Tally each line where the word "四种形态" occurs, then give only the total.
[START PROVIDED RECORDS]
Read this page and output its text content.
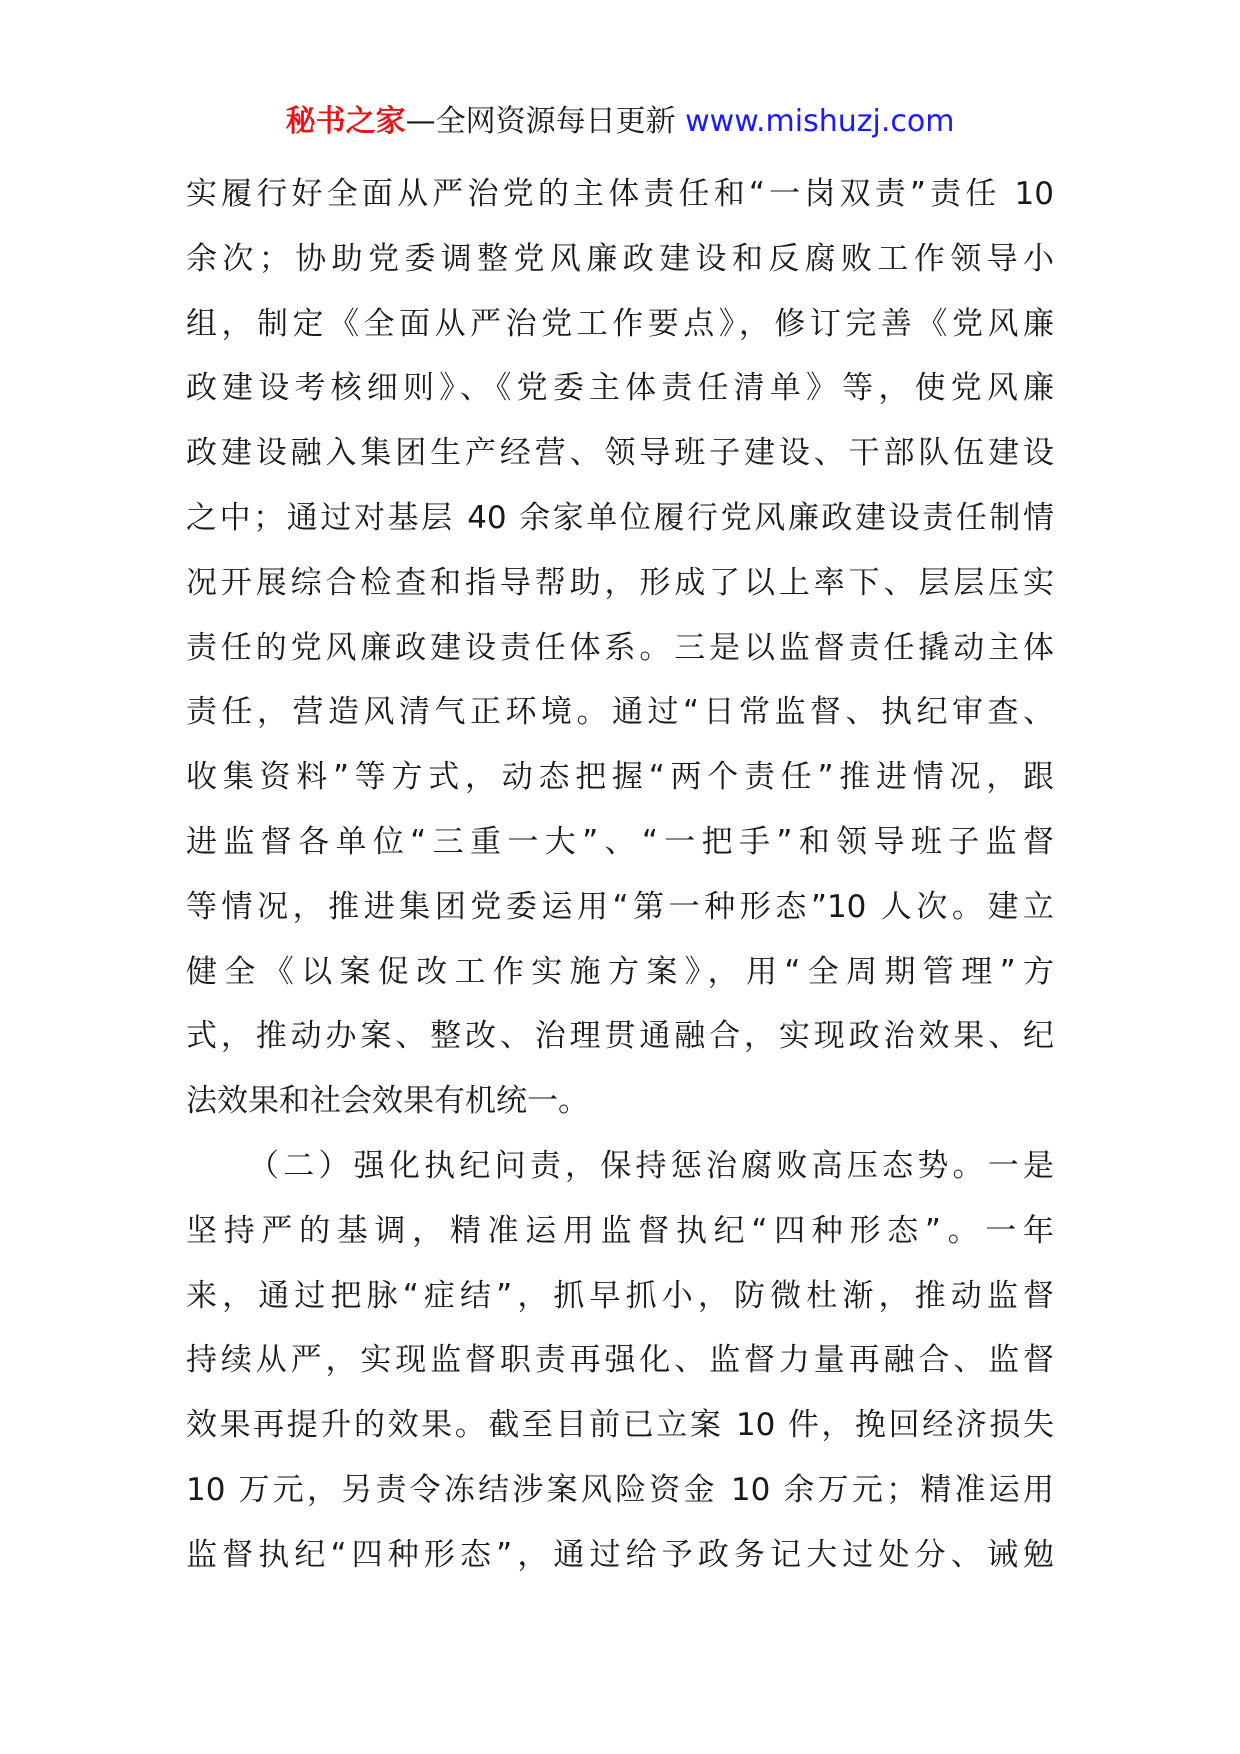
秘书之家—全网资源每日更新 www.mishuzj.com
实履行好全面从严治党的主体责任和“一岗双责”责任 10
余次；协助党委调整党风廉政建设和反腐败工作领导小
组，制定《全面从严治党工作要点》，修订完善《党风廉
政建设考核细则》、《党委主体责任清单》等，使党风廉
政建设融入集团生产经营、领导班子建设、干部队伍建设
之中；通过对基层 40 余家单位履行党风廉政建设责任制情
况开展综合检查和指导帮助，形成了以上率下、层层压实
责任的党风廉政建设责任体系。三是以监督责任撬动主体
责任，营造风清气正环境。通过“日常监督、执纪审查、
收集资料”等方式，动态把握“两个责任”推进情况，跟
进监督各单位“三重一大”、“一把手”和领导班子监督
等情况，推进集团党委运用“第一种形态”10 人次。建立
健全《以案促改工作实施方案》，用“全周期管理”方
式，推动办案、整改、治理贯通融合，实现政治效果、纪
法效果和社会效果有机统一。
（二）强化执纪问责，保持惩治腐败高压态势。一是
坚持严的基调，精准运用监督执纪“四种形态”。一年
来，通过把脉“症结”，抓早抓小，防微杜渐，推动监督
持续从严，实现监督职责再强化、监督力量再融合、监督
效果再提升的效果。截至目前已立案 10 件，挽回经济损失
10 万元，另责令冻结涉案风险资金 10 余万元；精准运用
监督执纪“四种形态”，通过给予政务记大过处分、诫勉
[END PROVIDED RECORDS]
#### [TASK OUTPUT]
2